## Goal:
Reproduce each line of the listing exactly.

--- Raw records ---

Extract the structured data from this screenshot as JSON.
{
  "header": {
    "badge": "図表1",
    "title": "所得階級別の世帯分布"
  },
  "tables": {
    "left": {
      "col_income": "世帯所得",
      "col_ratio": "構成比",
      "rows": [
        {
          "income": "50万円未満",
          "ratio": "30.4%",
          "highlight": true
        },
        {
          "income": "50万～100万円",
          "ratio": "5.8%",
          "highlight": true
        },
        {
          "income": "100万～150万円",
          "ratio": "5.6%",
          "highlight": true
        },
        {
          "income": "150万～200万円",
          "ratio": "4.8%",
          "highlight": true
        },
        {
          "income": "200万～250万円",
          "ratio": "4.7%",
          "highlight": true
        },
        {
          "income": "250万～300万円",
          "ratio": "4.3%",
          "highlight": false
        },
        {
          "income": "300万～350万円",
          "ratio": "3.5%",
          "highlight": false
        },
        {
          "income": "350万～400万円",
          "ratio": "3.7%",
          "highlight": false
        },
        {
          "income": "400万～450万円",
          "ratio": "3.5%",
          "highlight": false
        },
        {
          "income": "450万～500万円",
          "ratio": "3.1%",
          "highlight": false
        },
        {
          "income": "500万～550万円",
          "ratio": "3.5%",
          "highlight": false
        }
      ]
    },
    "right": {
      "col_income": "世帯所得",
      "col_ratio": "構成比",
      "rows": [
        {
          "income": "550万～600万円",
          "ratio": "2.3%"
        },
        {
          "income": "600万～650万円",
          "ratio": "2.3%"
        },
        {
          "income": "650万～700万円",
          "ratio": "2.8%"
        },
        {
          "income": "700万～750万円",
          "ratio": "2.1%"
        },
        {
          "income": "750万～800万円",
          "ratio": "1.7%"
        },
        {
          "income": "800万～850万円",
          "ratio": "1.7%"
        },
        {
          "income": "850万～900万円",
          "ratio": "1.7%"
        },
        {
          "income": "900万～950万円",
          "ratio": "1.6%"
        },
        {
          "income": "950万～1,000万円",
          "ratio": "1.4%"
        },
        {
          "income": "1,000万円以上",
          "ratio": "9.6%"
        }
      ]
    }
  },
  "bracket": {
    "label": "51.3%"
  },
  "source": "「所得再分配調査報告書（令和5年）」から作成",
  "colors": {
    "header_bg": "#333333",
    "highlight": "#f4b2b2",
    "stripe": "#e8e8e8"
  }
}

---

## Solved problem:
Extract the structured data from this screenshot as JSON.
{
  "header": {
    "badge": "図表1",
    "title": "所得階級別の世帯分布"
  },
  "tables": {
    "left": {
      "col_income": "世帯所得",
      "col_ratio": "構成比",
      "rows": [
        {
          "income": "50万円未満",
          "ratio": "30.4%",
          "highlight": true
        },
        {
          "income": "50万～100万円",
          "ratio": "5.8%",
          "highlight": true
        },
        {
          "income": "100万～150万円",
          "ratio": "5.6%",
          "highlight": true
        },
        {
          "income": "150万～200万円",
          "ratio": "4.8%",
          "highlight": true
        },
        {
          "income": "200万～250万円",
          "ratio": "4.7%",
          "highlight": true
        },
        {
          "income": "250万～300万円",
          "ratio": "4.3%",
          "highlight": false
        },
        {
          "income": "300万～350万円",
          "ratio": "3.5%",
          "highlight": false
        },
        {
          "income": "350万～400万円",
          "ratio": "3.7%",
          "highlight": false
        },
        {
          "income": "400万～450万円",
          "ratio": "3.5%",
          "highlight": false
        },
        {
          "income": "450万～500万円",
          "ratio": "3.1%",
          "highlight": false
        },
        {
          "income": "500万～550万円",
          "ratio": "3.5%",
          "highlight": false
        }
      ]
    },
    "right": {
      "col_income": "世帯所得",
      "col_ratio": "構成比",
      "rows": [
        {
          "income": "550万～600万円",
          "ratio": "2.3%"
        },
        {
          "income": "600万～650万円",
          "ratio": "2.3%"
        },
        {
          "income": "650万～700万円",
          "ratio": "2.8%"
        },
        {
          "income": "700万～750万円",
          "ratio": "2.1%"
        },
        {
          "income": "750万～800万円",
          "ratio": "1.7%"
        },
        {
          "income": "800万～850万円",
          "ratio": "1.7%"
        },
        {
          "income": "850万～900万円",
          "ratio": "1.7%"
        },
        {
          "income": "900万～950万円",
          "ratio": "1.6%"
        },
        {
          "income": "950万～1,000万円",
          "ratio": "1.4%"
        },
        {
          "income": "1,000万円以上",
          "ratio": "9.6%"
        }
      ]
    }
  },
  "bracket": {
    "label": "51.3%"
  },
  "source": "「所得再分配調査報告書（令和5年）」から作成",
  "colors": {
    "header_bg": "#333333",
    "highlight": "#f4b2b2",
    "stripe": "#e8e8e8"
  }
}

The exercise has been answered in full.